▸ **Objective**
Reproduce the material exactly, omitting nothing.

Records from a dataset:
▬▬▬

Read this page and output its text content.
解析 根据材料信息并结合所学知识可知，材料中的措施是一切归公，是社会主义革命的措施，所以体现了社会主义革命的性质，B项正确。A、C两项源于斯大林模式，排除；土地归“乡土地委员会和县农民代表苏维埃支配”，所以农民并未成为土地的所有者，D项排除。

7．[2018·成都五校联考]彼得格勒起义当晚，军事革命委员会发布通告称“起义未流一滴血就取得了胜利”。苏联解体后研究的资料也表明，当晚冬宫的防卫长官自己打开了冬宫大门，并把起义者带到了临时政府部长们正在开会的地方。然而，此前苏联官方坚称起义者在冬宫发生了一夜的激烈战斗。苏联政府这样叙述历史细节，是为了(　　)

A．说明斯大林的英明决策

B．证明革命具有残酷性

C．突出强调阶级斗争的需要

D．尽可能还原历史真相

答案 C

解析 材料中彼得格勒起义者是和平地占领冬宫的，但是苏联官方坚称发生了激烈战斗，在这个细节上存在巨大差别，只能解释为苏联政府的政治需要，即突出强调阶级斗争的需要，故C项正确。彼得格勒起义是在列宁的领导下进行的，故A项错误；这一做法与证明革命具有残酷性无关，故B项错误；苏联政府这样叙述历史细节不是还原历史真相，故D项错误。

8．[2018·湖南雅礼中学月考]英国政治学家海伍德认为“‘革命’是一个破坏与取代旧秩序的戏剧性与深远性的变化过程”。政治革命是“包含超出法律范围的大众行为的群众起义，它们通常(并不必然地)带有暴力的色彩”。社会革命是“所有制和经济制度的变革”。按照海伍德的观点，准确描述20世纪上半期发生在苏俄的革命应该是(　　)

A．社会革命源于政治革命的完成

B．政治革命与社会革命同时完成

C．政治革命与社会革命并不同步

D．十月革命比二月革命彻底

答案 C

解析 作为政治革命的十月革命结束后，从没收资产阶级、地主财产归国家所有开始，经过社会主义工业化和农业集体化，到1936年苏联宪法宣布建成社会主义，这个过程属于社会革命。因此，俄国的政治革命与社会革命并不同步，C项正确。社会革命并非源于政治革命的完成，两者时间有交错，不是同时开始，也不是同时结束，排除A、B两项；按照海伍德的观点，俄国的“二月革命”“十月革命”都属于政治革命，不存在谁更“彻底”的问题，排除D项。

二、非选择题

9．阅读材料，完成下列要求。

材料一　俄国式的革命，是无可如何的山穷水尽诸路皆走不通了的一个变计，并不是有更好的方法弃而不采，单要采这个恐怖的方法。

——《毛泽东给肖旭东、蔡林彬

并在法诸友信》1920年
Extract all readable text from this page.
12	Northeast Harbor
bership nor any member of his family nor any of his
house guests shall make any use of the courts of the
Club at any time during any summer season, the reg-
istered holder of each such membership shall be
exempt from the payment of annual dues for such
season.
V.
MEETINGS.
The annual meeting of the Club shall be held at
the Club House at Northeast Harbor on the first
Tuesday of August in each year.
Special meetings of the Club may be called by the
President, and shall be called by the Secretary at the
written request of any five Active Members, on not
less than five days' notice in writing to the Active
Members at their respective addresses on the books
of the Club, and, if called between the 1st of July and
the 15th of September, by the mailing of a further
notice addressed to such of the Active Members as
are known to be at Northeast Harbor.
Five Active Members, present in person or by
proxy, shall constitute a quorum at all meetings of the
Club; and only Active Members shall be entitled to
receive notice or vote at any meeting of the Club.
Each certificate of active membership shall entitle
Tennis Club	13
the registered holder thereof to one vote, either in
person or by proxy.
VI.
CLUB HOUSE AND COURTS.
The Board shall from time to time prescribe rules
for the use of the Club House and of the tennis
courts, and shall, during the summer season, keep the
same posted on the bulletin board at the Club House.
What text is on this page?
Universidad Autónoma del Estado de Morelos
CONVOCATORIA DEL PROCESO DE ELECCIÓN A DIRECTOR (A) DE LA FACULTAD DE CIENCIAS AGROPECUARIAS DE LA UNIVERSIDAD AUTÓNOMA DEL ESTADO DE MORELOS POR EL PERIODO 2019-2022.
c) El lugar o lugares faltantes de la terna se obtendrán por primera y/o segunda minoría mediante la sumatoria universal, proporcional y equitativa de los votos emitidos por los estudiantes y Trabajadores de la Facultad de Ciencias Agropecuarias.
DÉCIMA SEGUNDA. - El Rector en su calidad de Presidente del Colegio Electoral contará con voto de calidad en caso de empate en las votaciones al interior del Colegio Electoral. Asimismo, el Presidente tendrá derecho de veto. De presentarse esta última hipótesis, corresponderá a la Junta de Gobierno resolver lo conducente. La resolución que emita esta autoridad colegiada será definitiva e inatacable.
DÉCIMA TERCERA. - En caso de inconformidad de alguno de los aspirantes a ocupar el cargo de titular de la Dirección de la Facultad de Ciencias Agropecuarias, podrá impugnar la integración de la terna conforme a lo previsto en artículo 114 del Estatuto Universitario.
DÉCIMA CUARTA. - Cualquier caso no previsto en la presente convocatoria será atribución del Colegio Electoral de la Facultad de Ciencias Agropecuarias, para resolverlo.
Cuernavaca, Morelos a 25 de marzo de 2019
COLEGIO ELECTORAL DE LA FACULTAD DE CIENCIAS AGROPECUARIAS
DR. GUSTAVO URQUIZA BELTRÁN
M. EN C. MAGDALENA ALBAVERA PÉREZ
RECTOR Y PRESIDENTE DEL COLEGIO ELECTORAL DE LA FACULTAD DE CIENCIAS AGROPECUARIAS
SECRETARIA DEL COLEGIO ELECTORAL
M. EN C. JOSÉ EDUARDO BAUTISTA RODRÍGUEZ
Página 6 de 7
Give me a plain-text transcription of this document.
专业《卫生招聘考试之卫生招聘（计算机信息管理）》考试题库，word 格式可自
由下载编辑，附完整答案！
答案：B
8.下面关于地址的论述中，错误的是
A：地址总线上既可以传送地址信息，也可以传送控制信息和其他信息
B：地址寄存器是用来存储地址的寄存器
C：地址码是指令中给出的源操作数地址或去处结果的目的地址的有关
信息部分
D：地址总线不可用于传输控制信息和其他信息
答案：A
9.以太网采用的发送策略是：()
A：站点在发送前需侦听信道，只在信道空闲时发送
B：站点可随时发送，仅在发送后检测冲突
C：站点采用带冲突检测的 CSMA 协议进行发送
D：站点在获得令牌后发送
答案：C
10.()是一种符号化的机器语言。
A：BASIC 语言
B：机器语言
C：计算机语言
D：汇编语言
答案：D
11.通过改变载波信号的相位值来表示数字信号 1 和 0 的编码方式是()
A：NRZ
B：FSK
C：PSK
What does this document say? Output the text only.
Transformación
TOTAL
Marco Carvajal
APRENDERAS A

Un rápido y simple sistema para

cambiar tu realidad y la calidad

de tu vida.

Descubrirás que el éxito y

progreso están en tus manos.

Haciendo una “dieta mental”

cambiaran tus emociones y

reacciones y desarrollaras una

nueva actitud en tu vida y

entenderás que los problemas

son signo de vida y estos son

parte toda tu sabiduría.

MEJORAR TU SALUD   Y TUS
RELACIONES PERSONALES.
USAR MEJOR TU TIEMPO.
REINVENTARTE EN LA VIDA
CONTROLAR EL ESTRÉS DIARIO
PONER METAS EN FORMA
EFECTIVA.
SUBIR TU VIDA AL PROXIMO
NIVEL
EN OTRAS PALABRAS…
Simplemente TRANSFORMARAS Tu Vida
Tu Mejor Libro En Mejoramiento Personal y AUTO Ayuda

▬▬▬

▸ **Final answer**
Read this page and output its text content.
解析 根据材料信息并结合所学知识可知，材料中的措施是一切归公，是社会主义革命的措施，所以体现了社会主义革命的性质，B项正确。A、C两项源于斯大林模式，排除；土地归“乡土地委员会和县农民代表苏维埃支配”，所以农民并未成为土地的所有者，D项排除。

7．[2018·成都五校联考]彼得格勒起义当晚，军事革命委员会发布通告称“起义未流一滴血就取得了胜利”。苏联解体后研究的资料也表明，当晚冬宫的防卫长官自己打开了冬宫大门，并把起义者带到了临时政府部长们正在开会的地方。然而，此前苏联官方坚称起义者在冬宫发生了一夜的激烈战斗。苏联政府这样叙述历史细节，是为了(　　)

A．说明斯大林的英明决策

B．证明革命具有残酷性

C．突出强调阶级斗争的需要

D．尽可能还原历史真相

答案 C

解析 材料中彼得格勒起义者是和平地占领冬宫的，但是苏联官方坚称发生了激烈战斗，在这个细节上存在巨大差别，只能解释为苏联政府的政治需要，即突出强调阶级斗争的需要，故C项正确。彼得格勒起义是在列宁的领导下进行的，故A项错误；这一做法与证明革命具有残酷性无关，故B项错误；苏联政府这样叙述历史细节不是还原历史真相，故D项错误。

8．[2018·湖南雅礼中学月考]英国政治学家海伍德认为“‘革命’是一个破坏与取代旧秩序的戏剧性与深远性的变化过程”。政治革命是“包含超出法律范围的大众行为的群众起义，它们通常(并不必然地)带有暴力的色彩”。社会革命是“所有制和经济制度的变革”。按照海伍德的观点，准确描述20世纪上半期发生在苏俄的革命应该是(　　)

A．社会革命源于政治革命的完成

B．政治革命与社会革命同时完成

C．政治革命与社会革命并不同步

D．十月革命比二月革命彻底

答案 C

解析 作为政治革命的十月革命结束后，从没收资产阶级、地主财产归国家所有开始，经过社会主义工业化和农业集体化，到1936年苏联宪法宣布建成社会主义，这个过程属于社会革命。因此，俄国的政治革命与社会革命并不同步，C项正确。社会革命并非源于政治革命的完成，两者时间有交错，不是同时开始，也不是同时结束，排除A、B两项；按照海伍德的观点，俄国的“二月革命”“十月革命”都属于政治革命，不存在谁更“彻底”的问题，排除D项。

二、非选择题

9．阅读材料，完成下列要求。

材料一　俄国式的革命，是无可如何的山穷水尽诸路皆走不通了的一个变计，并不是有更好的方法弃而不采，单要采这个恐怖的方法。

——《毛泽东给肖旭东、蔡林彬

并在法诸友信》1920年
Extract all readable text from this page.
12	Northeast Harbor
bership nor any member of his family nor any of his
house guests shall make any use of the courts of the
Club at any time during any summer season, the reg-
istered holder of each such membership shall be
exempt from the payment of annual dues for such
season.
V.
MEETINGS.
The annual meeting of the Club shall be held at
the Club House at Northeast Harbor on the first
Tuesday of August in each year.
Special meetings of the Club may be called by the
President, and shall be called by the Secretary at the
written request of any five Active Members, on not
less than five days' notice in writing to the Active
Members at their respective addresses on the books
of the Club, and, if called between the 1st of July and
the 15th of September, by the mailing of a further
notice addressed to such of the Active Members as
are known to be at Northeast Harbor.
Five Active Members, present in person or by
proxy, shall constitute a quorum at all meetings of the
Club; and only Active Members shall be entitled to
receive notice or vote at any meeting of the Club.
Each certificate of active membership shall entitle
Tennis Club	13
the registered holder thereof to one vote, either in
person or by proxy.
VI.
CLUB HOUSE AND COURTS.
The Board shall from time to time prescribe rules
for the use of the Club House and of the tennis
courts, and shall, during the summer season, keep the
same posted on the bulletin board at the Club House.
What text is on this page?
Universidad Autónoma del Estado de Morelos
CONVOCATORIA DEL PROCESO DE ELECCIÓN A DIRECTOR (A) DE LA FACULTAD DE CIENCIAS AGROPECUARIAS DE LA UNIVERSIDAD AUTÓNOMA DEL ESTADO DE MORELOS POR EL PERIODO 2019-2022.
c) El lugar o lugares faltantes de la terna se obtendrán por primera y/o segunda minoría mediante la sumatoria universal, proporcional y equitativa de los votos emitidos por los estudiantes y Trabajadores de la Facultad de Ciencias Agropecuarias.
DÉCIMA SEGUNDA. - El Rector en su calidad de Presidente del Colegio Electoral contará con voto de calidad en caso de empate en las votaciones al interior del Colegio Electoral. Asimismo, el Presidente tendrá derecho de veto. De presentarse esta última hipótesis, corresponderá a la Junta de Gobierno resolver lo conducente. La resolución que emita esta autoridad colegiada será definitiva e inatacable.
DÉCIMA TERCERA. - En caso de inconformidad de alguno de los aspirantes a ocupar el cargo de titular de la Dirección de la Facultad de Ciencias Agropecuarias, podrá impugnar la integración de la terna conforme a lo previsto en artículo 114 del Estatuto Universitario.
DÉCIMA CUARTA. - Cualquier caso no previsto en la presente convocatoria será atribución del Colegio Electoral de la Facultad de Ciencias Agropecuarias, para resolverlo.
Cuernavaca, Morelos a 25 de marzo de 2019
COLEGIO ELECTORAL DE LA FACULTAD DE CIENCIAS AGROPECUARIAS
DR. GUSTAVO URQUIZA BELTRÁN
M. EN C. MAGDALENA ALBAVERA PÉREZ
RECTOR Y PRESIDENTE DEL COLEGIO ELECTORAL DE LA FACULTAD DE CIENCIAS AGROPECUARIAS
SECRETARIA DEL COLEGIO ELECTORAL
M. EN C. JOSÉ EDUARDO BAUTISTA RODRÍGUEZ
Página 6 de 7
Give me a plain-text transcription of this document.
专业《卫生招聘考试之卫生招聘（计算机信息管理）》考试题库，word 格式可自
由下载编辑，附完整答案！
答案：B
8.下面关于地址的论述中，错误的是
A：地址总线上既可以传送地址信息，也可以传送控制信息和其他信息
B：地址寄存器是用来存储地址的寄存器
C：地址码是指令中给出的源操作数地址或去处结果的目的地址的有关
信息部分
D：地址总线不可用于传输控制信息和其他信息
答案：A
9.以太网采用的发送策略是：()
A：站点在发送前需侦听信道，只在信道空闲时发送
B：站点可随时发送，仅在发送后检测冲突
C：站点采用带冲突检测的 CSMA 协议进行发送
D：站点在获得令牌后发送
答案：C
10.()是一种符号化的机器语言。
A：BASIC 语言
B：机器语言
C：计算机语言
D：汇编语言
答案：D
11.通过改变载波信号的相位值来表示数字信号 1 和 0 的编码方式是()
A：NRZ
B：FSK
C：PSK
What does this document say? Output the text only.
Transformación
TOTAL
Marco Carvajal
APRENDERAS A

Un rápido y simple sistema para

cambiar tu realidad y la calidad

de tu vida.

Descubrirás que el éxito y

progreso están en tus manos.

Haciendo una “dieta mental”

cambiaran tus emociones y

reacciones y desarrollaras una

nueva actitud en tu vida y

entenderás que los problemas

son signo de vida y estos son

parte toda tu sabiduría.

MEJORAR TU SALUD   Y TUS
RELACIONES PERSONALES.
USAR MEJOR TU TIEMPO.
REINVENTARTE EN LA VIDA
CONTROLAR EL ESTRÉS DIARIO
PONER METAS EN FORMA
EFECTIVA.
SUBIR TU VIDA AL PROXIMO
NIVEL
EN OTRAS PALABRAS…
Simplemente TRANSFORMARAS Tu Vida
Tu Mejor Libro En Mejoramiento Personal y AUTO Ayuda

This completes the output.